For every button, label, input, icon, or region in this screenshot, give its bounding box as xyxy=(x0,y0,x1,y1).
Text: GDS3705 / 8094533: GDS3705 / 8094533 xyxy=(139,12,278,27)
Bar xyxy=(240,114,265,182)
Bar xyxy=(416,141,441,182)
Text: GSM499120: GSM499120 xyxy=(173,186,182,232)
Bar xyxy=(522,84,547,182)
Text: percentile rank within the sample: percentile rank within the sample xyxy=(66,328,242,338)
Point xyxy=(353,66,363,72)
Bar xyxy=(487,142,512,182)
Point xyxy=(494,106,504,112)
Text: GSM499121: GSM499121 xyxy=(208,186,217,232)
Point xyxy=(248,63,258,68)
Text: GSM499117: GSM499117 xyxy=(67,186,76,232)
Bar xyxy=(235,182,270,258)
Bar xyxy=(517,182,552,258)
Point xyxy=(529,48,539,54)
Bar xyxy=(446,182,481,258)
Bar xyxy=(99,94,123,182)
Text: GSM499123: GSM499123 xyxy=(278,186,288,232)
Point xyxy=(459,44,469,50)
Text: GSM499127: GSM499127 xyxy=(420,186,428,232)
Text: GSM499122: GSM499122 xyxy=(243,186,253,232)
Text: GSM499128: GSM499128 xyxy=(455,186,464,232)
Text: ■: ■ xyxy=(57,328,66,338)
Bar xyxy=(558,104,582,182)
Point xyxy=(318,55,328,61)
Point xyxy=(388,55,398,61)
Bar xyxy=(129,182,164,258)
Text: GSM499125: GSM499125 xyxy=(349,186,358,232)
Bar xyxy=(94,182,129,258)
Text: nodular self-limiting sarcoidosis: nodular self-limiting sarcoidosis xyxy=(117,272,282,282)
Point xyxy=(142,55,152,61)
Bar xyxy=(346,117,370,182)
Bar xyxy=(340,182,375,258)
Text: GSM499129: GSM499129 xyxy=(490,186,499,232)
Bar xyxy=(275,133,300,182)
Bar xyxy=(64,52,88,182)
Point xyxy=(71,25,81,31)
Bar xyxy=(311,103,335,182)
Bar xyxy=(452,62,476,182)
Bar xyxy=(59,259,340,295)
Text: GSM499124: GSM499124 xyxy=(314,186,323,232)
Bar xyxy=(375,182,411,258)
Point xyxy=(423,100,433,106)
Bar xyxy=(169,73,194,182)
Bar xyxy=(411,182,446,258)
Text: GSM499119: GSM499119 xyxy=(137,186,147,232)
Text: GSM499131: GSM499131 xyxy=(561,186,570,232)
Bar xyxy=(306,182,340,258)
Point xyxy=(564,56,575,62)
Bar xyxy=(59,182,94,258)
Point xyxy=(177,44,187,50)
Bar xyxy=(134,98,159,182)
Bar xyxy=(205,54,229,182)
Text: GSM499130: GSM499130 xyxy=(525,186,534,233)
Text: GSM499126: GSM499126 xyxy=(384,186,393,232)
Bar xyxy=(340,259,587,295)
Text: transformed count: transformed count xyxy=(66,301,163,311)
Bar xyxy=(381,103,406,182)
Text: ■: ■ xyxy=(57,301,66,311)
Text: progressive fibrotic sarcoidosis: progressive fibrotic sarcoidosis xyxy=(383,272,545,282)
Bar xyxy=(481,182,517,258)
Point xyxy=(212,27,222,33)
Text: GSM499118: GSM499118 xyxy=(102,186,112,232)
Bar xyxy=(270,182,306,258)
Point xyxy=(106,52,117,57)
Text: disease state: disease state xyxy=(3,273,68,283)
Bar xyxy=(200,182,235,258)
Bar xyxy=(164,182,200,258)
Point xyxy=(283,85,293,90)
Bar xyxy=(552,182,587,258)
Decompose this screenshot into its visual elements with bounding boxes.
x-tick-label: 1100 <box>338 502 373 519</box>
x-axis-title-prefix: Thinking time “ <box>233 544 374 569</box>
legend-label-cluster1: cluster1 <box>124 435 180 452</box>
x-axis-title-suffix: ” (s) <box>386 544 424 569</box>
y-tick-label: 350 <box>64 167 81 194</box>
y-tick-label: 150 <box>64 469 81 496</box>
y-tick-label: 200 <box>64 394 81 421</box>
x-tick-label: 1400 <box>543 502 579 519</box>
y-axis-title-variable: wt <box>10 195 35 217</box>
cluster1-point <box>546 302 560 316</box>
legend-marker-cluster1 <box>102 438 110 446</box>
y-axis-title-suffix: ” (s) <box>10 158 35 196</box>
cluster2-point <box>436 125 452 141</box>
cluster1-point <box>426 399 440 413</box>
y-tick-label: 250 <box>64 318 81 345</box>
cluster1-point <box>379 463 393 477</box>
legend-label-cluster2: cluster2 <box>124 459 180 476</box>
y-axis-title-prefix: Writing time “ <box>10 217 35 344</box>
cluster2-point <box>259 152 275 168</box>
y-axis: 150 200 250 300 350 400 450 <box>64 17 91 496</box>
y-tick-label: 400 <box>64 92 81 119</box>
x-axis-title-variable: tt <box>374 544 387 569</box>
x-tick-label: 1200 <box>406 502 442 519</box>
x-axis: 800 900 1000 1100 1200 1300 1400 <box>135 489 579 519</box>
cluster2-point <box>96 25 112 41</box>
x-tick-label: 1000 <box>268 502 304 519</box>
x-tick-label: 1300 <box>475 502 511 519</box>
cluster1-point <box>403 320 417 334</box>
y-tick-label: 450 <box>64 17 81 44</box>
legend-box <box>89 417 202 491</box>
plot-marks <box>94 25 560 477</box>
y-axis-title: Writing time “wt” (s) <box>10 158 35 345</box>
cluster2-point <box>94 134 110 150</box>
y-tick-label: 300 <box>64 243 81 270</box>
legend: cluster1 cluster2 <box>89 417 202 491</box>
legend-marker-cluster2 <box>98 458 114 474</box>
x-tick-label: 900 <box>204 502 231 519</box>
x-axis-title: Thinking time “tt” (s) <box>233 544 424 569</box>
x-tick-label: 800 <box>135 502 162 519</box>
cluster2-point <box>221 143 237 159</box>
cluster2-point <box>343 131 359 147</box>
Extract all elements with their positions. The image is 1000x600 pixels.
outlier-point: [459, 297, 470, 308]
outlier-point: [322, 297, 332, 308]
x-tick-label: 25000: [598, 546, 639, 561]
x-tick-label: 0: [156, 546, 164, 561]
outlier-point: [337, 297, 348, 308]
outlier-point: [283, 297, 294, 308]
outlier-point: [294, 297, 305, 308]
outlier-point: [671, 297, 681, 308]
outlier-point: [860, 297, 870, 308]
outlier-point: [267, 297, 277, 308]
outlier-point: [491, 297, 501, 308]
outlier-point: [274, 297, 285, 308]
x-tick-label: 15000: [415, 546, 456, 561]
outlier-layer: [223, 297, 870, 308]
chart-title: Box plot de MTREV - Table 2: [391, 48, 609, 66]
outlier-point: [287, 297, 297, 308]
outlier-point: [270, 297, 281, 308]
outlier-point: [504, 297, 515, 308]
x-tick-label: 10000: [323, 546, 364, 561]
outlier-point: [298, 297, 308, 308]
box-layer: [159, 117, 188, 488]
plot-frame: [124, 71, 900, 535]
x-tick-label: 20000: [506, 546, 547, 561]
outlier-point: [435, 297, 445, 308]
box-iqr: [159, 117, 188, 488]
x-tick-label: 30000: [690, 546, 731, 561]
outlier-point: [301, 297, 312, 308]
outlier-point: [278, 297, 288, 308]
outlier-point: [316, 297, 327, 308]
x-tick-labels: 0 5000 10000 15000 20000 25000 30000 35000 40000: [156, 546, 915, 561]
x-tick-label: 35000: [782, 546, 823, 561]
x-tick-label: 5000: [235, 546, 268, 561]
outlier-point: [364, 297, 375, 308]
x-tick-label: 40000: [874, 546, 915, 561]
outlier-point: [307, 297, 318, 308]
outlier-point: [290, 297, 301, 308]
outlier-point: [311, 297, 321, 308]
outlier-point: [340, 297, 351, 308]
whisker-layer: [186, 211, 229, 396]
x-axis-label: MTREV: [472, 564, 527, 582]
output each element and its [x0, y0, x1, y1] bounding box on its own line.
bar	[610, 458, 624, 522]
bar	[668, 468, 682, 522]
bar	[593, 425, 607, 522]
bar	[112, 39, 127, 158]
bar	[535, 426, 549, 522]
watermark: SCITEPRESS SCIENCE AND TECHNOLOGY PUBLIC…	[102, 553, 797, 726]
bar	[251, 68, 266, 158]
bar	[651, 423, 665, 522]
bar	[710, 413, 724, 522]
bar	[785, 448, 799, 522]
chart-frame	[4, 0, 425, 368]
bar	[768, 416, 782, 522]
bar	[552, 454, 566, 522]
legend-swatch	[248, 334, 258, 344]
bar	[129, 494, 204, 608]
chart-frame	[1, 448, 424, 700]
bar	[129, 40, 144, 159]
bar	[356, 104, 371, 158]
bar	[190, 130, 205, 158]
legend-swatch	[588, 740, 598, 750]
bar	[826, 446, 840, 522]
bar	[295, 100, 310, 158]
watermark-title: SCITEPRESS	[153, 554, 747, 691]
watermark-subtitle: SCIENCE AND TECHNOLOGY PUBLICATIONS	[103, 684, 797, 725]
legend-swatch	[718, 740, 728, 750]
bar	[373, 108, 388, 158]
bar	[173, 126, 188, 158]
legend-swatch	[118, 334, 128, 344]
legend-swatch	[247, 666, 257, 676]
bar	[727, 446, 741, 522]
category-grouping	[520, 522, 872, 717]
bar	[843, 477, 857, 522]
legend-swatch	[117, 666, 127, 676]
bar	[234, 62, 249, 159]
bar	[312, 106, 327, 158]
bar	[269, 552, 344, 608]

▬▬▬▬▬▬

* **DIRECTION**:
Rewrite the records from the first line through the line with "Bar xyxy=(94,182,129,258)", replacing "Point" with "Marker" and leaving everything else unchanged. Return only those lines.

* **WRITTEN REPLY**:
For every button, label, input, icon, or region in this screenshot, give its bounding box as xyxy=(x0,y0,x1,y1).
Text: GDS3705 / 8094533: GDS3705 / 8094533 xyxy=(139,12,278,27)
Bar xyxy=(240,114,265,182)
Bar xyxy=(416,141,441,182)
Text: GSM499120: GSM499120 xyxy=(173,186,182,232)
Bar xyxy=(522,84,547,182)
Text: percentile rank within the sample: percentile rank within the sample xyxy=(66,328,242,338)
Marker xyxy=(353,66,363,72)
Bar xyxy=(487,142,512,182)
Marker xyxy=(494,106,504,112)
Text: GSM499121: GSM499121 xyxy=(208,186,217,232)
Marker xyxy=(248,63,258,68)
Text: GSM499117: GSM499117 xyxy=(67,186,76,232)
Bar xyxy=(235,182,270,258)
Bar xyxy=(517,182,552,258)
Marker xyxy=(529,48,539,54)
Bar xyxy=(446,182,481,258)
Bar xyxy=(99,94,123,182)
Text: GSM499123: GSM499123 xyxy=(278,186,288,232)
Marker xyxy=(459,44,469,50)
Text: GSM499127: GSM499127 xyxy=(420,186,428,232)
Text: GSM499122: GSM499122 xyxy=(243,186,253,232)
Text: GSM499128: GSM499128 xyxy=(455,186,464,232)
Text: ■: ■ xyxy=(57,328,66,338)
Bar xyxy=(558,104,582,182)
Marker xyxy=(318,55,328,61)
Marker xyxy=(388,55,398,61)
Bar xyxy=(129,182,164,258)
Text: GSM499125: GSM499125 xyxy=(349,186,358,232)
Bar xyxy=(94,182,129,258)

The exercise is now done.